Directly or indirectly intrude on your site

Once attackers have located your site, and maybe even stolen some information about what's on the site, they may try to break in to your host and steal or destroy resources directly. For example, attackers may try to crack passwords so that they can log onto your system. A more sophisticated approach is to take advantage of the class-loading and distributed-object features of Java to inject hostile agents directly into a remote host. For example, a client of the RMISolver from Chapter 3, "Distributing Objects" downloads a stub class that it uses for remote method calls to the server. A sophisticated attacker might try to create a "synthetic" remote stub, one whose methods have been modified to steal and transmit valuable information back to the attacker, or to do damage to the remote host from the inside.

This discussion leads us to the following list of general security concerns for the distributed application developer:

Verification of the identity of remote agents

Any time you open a network connection to a remote host, either directly, using the java.net.Socket and ServerSocket classes, or indirectly, using higher-level operations like connecting to a remote object, you should be concerned about whose agent you are really communicating with, and on which host machine the agent actually resides.

Ensuring that transmitted data is only received and understood by the intended recipient

If you assume that your network transmissions can be tapped into by a hostile party, then you may need to take measures to ensure that only the destination agent is able to interpret and reuse the information you're sending.

Verification of "visiting" agents for correctness and security holes

Internet-based languages such as Java have brought with them the common practice of allowing agents to "visit" your local environment, either as distributed objects or as applets embedded in an HTML page. So you need a means for screening incoming agents for questionable behavior.

Fortification of the local environment against damage

If your other security measures fail and a malicious agent manages to gain access to your local Java runtime environment, you want to minimize or prevent any damage the agent can cause.

Luckily for us, the Java language developers have decided that the last two issues mentioned in the preceding list will be handled inherently by the Java language and runtime. Verification of incoming Java objects is handled by the runtime bytecode verifier. Any classes loaded over the network as applets or distributed objects are checked for correct bytecode syntax and for basic malicious operations. Some of these questionable operations are attempts to manipulate memory addresses directly, or to replace core system classes with network-loaded versions. On top of this, the Java runtime puts restrictions on any loaded code, depending on its source. Applets have minimal access to the local system, for example, and any code has restricted access to classes outside of its own package scope.

If we assume that the Java language developers have done their job in dealing with the last two issues, that leaves the first two for you to worry about as an application developer. Verifying the identity of a remote agent or the source of incoming data requires some kind of certification and authentication process. Keeping communications private on a semiprivate or public communications link involves the use of data encryption. Again, the Java language developers are looking out for you. The Java Security API, introduced in the 1.1 version of the Java Developers' Kit (JDK™), provides a framework for integrating these security measures into your applications.

Excerpted data —
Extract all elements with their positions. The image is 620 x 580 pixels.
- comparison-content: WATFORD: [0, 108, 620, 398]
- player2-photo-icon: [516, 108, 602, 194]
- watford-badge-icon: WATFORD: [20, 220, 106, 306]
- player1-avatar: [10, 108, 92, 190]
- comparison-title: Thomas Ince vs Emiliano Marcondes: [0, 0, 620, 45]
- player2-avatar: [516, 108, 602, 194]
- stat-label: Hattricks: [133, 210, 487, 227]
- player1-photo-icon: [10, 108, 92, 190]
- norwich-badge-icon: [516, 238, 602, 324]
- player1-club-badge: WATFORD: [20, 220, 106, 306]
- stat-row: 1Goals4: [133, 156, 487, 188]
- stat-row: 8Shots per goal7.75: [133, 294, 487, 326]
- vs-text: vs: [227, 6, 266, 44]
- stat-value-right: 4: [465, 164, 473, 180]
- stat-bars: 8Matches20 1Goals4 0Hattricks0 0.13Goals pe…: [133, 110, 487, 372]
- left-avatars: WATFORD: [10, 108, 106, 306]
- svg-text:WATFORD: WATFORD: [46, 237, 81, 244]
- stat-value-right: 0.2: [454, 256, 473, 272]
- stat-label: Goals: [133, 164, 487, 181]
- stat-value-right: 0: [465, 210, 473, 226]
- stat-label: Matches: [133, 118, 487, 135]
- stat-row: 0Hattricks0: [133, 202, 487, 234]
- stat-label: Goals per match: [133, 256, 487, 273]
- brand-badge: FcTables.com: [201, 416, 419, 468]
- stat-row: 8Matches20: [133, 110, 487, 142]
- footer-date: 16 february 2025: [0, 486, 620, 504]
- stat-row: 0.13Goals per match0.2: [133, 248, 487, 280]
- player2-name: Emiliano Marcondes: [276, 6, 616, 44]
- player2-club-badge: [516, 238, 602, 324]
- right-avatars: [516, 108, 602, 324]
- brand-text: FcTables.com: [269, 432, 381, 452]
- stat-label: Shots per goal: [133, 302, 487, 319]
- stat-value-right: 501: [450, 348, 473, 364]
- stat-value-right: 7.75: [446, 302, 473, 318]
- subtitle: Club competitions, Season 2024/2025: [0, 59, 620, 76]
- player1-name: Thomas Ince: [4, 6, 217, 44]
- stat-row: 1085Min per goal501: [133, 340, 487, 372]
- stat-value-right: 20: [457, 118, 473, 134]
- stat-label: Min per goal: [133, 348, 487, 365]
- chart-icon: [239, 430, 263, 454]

Work request — From the passage above on Java security concerns, set down the stretch from "Ensuring that transmitted" through "information you're sending." word for word.

Answer to the exercise —
Ensuring that transmitted data is only received and understood by the intended recipient

If you assume that your network transmissions can be tapped into by a hostile party, then you may need to take measures to ensure that only the destination agent is able to interpret and reuse the information you're sending.